### EXTRAIT DU DOCUMENT
########################################
Tout juste un après « Enquête et action » de Milo Milfort, c’est le tour de « Haïti Climat » de Patrick Saint-Pré de faire l’honneur d’Haïti au Prix Francophone de l’innovation dans les médias 2020 qui concerne 88 états et gouvernements membres de l’Organisation internationale de la Francophonie (OIF). Pour le journaliste qui a trouvé sa voie dans le vert au retour de sa couverture de la Cop 21 en 2015, cette mise en lumière l’encourage à aller de l’avant.
Patrick Saint-Pré, que l’on appelle couramment PSP, comme la version mobile de la gamme de jeux PlayStation, n’est pas né avec la conscience écologique. La vie va la lui imposer de force, même inconsciemment. « J’avais la vie de n’importe quel jeune homme en 2004, quand le cyclone Jeanne a endommagé Les Gonaïves, ma ville natale. J’étais un peu plus âgé, avec le pouvoir de placer quelques mots sur le désastre en 2008 quand Hannah et Ike ont failli emporter ma demeure. Mon avis à l’époque se limitait aux traditionnelles complaintes de sinistrés », confie-t-il.
Quand l’ancien de la Faculté des Sciences humaines débarque au quotidien Le Nouvelliste en décembre 2013, il est généraliste comme tout débutant, jusqu’à ce voyage à Paris pour la couverture de la Cop 21. « J’avais eu le choc de ma vie. Il y avait des chefs d’États du monde entier, des journalistes ô combien rodés sur le sujet. J’ai réalisé combien j’avais des lacunes dans le domaine, mais aussi combien la presse haïtienne ne fait pas cas de cette spécialité », explique-t-il.
########################################
### DONNÉES FOURNIES
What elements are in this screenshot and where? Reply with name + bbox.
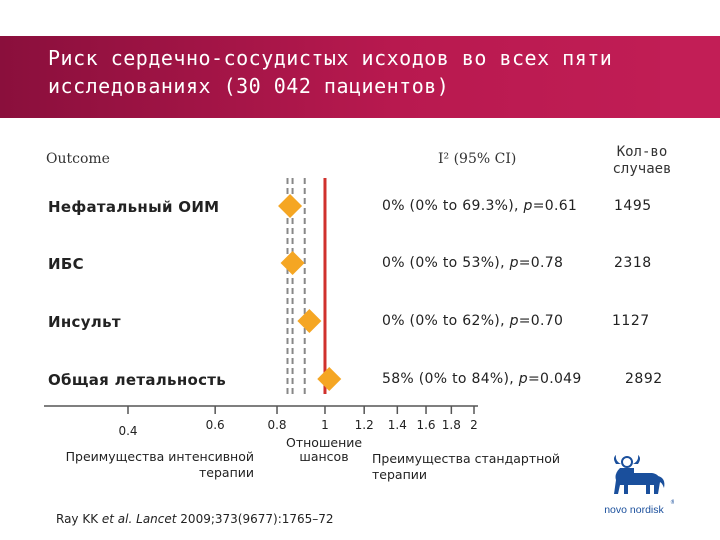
p-letter: p bbox=[509, 255, 519, 271]
citation-author: Ray KK bbox=[56, 512, 102, 526]
estimate-diamond bbox=[280, 251, 305, 275]
row-label: ИБС bbox=[48, 255, 84, 273]
p-letter: p bbox=[509, 313, 519, 329]
estimate-diamond bbox=[317, 367, 342, 391]
row-count: 1495 bbox=[614, 198, 652, 214]
row-count: 2318 bbox=[614, 255, 652, 271]
p-value: =0.61 bbox=[532, 198, 578, 214]
i2-text: 0% (0% to 69.3%), bbox=[382, 198, 524, 214]
estimate-diamond bbox=[278, 194, 303, 218]
novo-nordisk-logo: novo nordisk ® bbox=[594, 452, 676, 522]
x-tick-label: 1.8 bbox=[441, 418, 461, 432]
slide-title: Риск сердечно-сосудистых исходов во всех… bbox=[48, 46, 613, 98]
favors-intensive-label: Преимущества интенсивной терапии bbox=[65, 449, 254, 480]
row-count: 2892 bbox=[625, 371, 663, 387]
banner-tab bbox=[660, 36, 720, 118]
axis-label: Отношение шансов bbox=[286, 435, 363, 464]
row-heterogeneity: 58% (0% to 84%), p=0.049 bbox=[382, 371, 582, 387]
x-tick-label: 0.6 bbox=[205, 418, 225, 432]
citation: Ray KK et al. Lancet 2009;373(9677):1765… bbox=[56, 512, 334, 526]
x-tick-label: 0.8 bbox=[267, 418, 287, 432]
header-outcome: Outcome bbox=[46, 151, 110, 167]
p-value: =0.78 bbox=[518, 255, 564, 271]
i2-text: 58% (0% to 84%), bbox=[382, 371, 519, 387]
p-value: =0.70 bbox=[518, 313, 564, 329]
header-count: Кол-во случаев bbox=[612, 144, 672, 177]
p-letter: p bbox=[518, 371, 528, 387]
x-tick-label: 0.4 bbox=[118, 424, 138, 438]
x-tick-label: 1.4 bbox=[387, 418, 407, 432]
citation-journal: Lancet bbox=[136, 512, 177, 526]
logo-registered: ® bbox=[670, 499, 674, 506]
row-count: 1127 bbox=[612, 313, 650, 329]
title-banner bbox=[0, 36, 720, 118]
row-heterogeneity: 0% (0% to 53%), p=0.78 bbox=[382, 255, 563, 271]
row-label: Инсульт bbox=[48, 313, 121, 331]
favors-standard-label: Преимущества стандартной терапии bbox=[372, 451, 561, 482]
x-tick-label: 1.2 bbox=[354, 418, 374, 432]
estimate-markers bbox=[278, 194, 342, 391]
estimate-diamond bbox=[297, 309, 322, 333]
logo-text: novo nordisk bbox=[604, 504, 664, 516]
row-heterogeneity: 0% (0% to 69.3%), p=0.61 bbox=[382, 198, 577, 214]
p-letter: p bbox=[523, 198, 533, 214]
header-i2: I² (95% CI) bbox=[438, 151, 517, 167]
x-tick-label: 2 bbox=[470, 418, 478, 432]
citation-ref: 2009;373(9677):1765–72 bbox=[176, 512, 334, 526]
row-label: Нефатальный ОИМ bbox=[48, 198, 220, 216]
p-value: =0.049 bbox=[527, 371, 582, 387]
i2-text: 0% (0% to 62%), bbox=[382, 313, 510, 329]
i2-text: 0% (0% to 53%), bbox=[382, 255, 510, 271]
apis-bull-icon: novo nordisk ® bbox=[604, 455, 676, 516]
x-tick-label: 1 bbox=[321, 418, 329, 432]
row-heterogeneity: 0% (0% to 62%), p=0.70 bbox=[382, 313, 563, 329]
row-label: Общая летальность bbox=[48, 371, 227, 389]
x-axis bbox=[44, 405, 478, 414]
citation-etal: et al. bbox=[101, 512, 133, 526]
x-tick-label: 1.6 bbox=[416, 418, 436, 432]
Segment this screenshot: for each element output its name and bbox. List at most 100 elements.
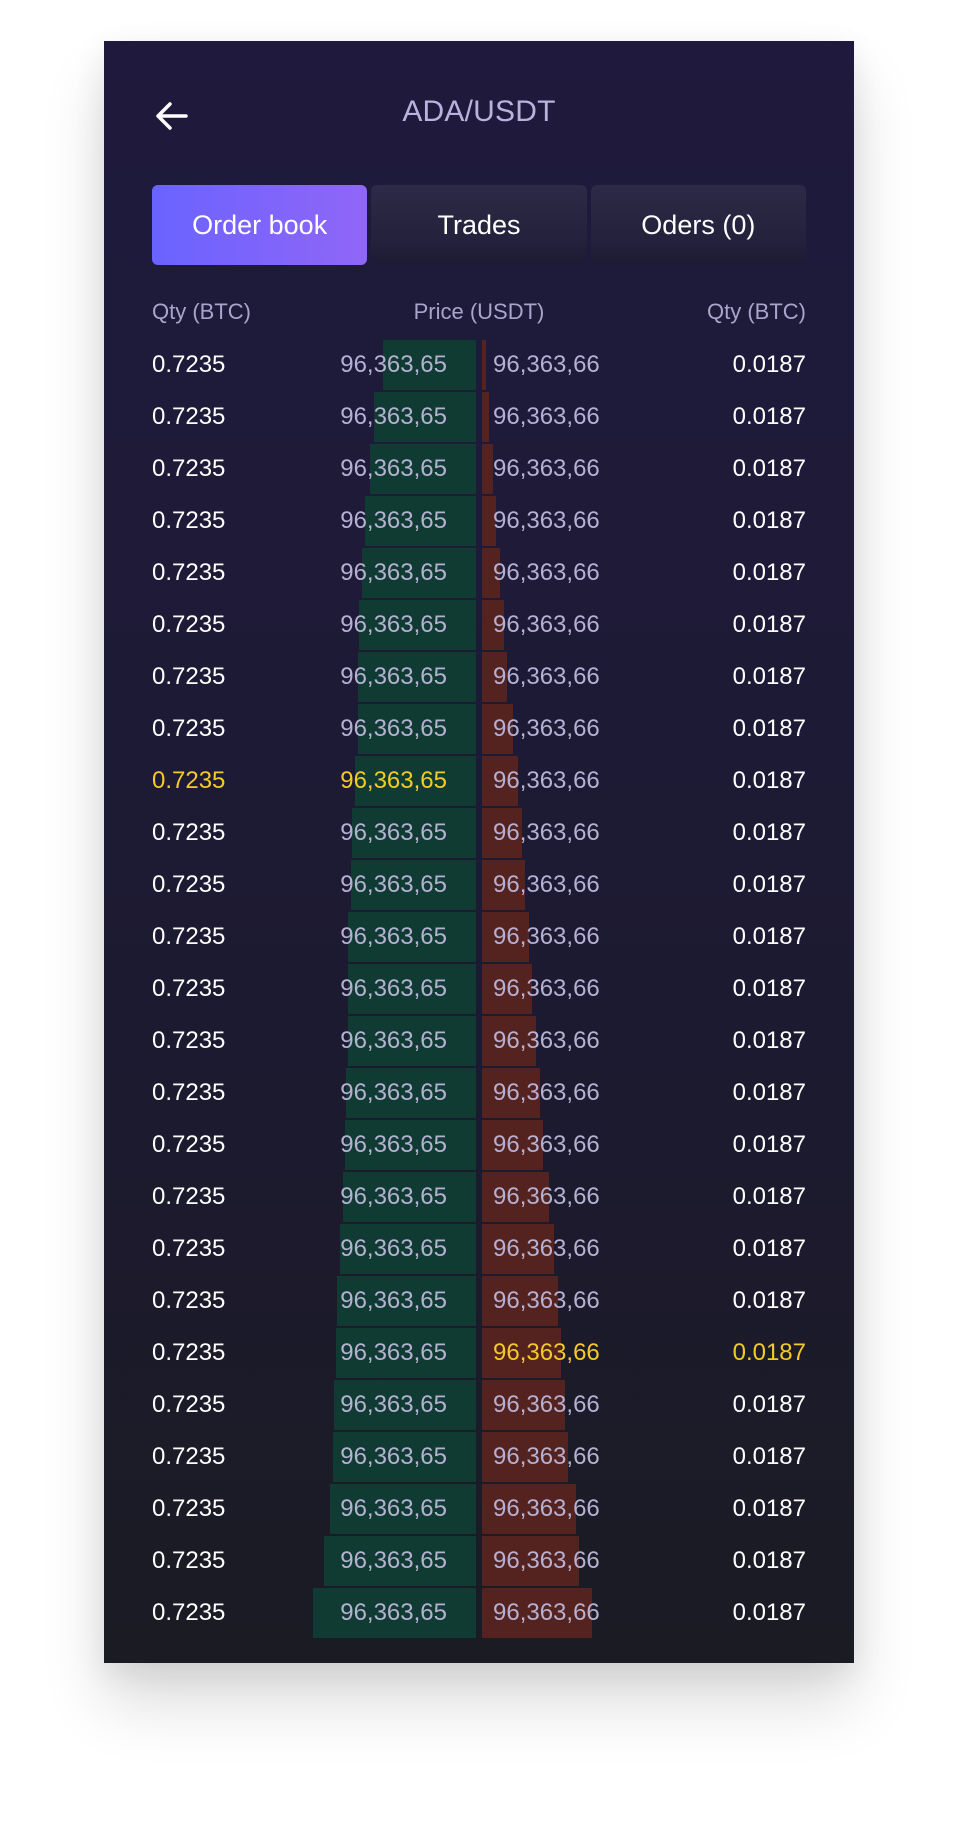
########################################
### TRAVAIL DEMANDÉ
Recopiez mot pour mot l'article sur Patrick Saint-Pré, du début à la fin. Servez-vous uniquement de l'article pour répondre.

### RÉSULTAT OBTENU
Tout juste un après « Enquête et action » de Milo Milfort, c’est le tour de « Haïti Climat » de Patrick Saint-Pré de faire l’honneur d’Haïti au Prix Francophone de l’innovation dans les médias 2020 qui concerne 88 états et gouvernements membres de l’Organisation internationale de la Francophonie (OIF). Pour le journaliste qui a trouvé sa voie dans le vert au retour de sa couverture de la Cop 21 en 2015, cette mise en lumière l’encourage à aller de l’avant.
Patrick Saint-Pré, que l’on appelle couramment PSP, comme la version mobile de la gamme de jeux PlayStation, n’est pas né avec la conscience écologique. La vie va la lui imposer de force, même inconsciemment. « J’avais la vie de n’importe quel jeune homme en 2004, quand le cyclone Jeanne a endommagé Les Gonaïves, ma ville natale. J’étais un peu plus âgé, avec le pouvoir de placer quelques mots sur le désastre en 2008 quand Hannah et Ike ont failli emporter ma demeure. Mon avis à l’époque se limitait aux traditionnelles complaintes de sinistrés », confie-t-il.
Quand l’ancien de la Faculté des Sciences humaines débarque au quotidien Le Nouvelliste en décembre 2013, il est généraliste comme tout débutant, jusqu’à ce voyage à Paris pour la couverture de la Cop 21. « J’avais eu le choc de ma vie. Il y avait des chefs d’États du monde entier, des journalistes ô combien rodés sur le sujet. J’ai réalisé combien j’avais des lacunes dans le domaine, mais aussi combien la presse haïtienne ne fait pas cas de cette spécialité », explique-t-il.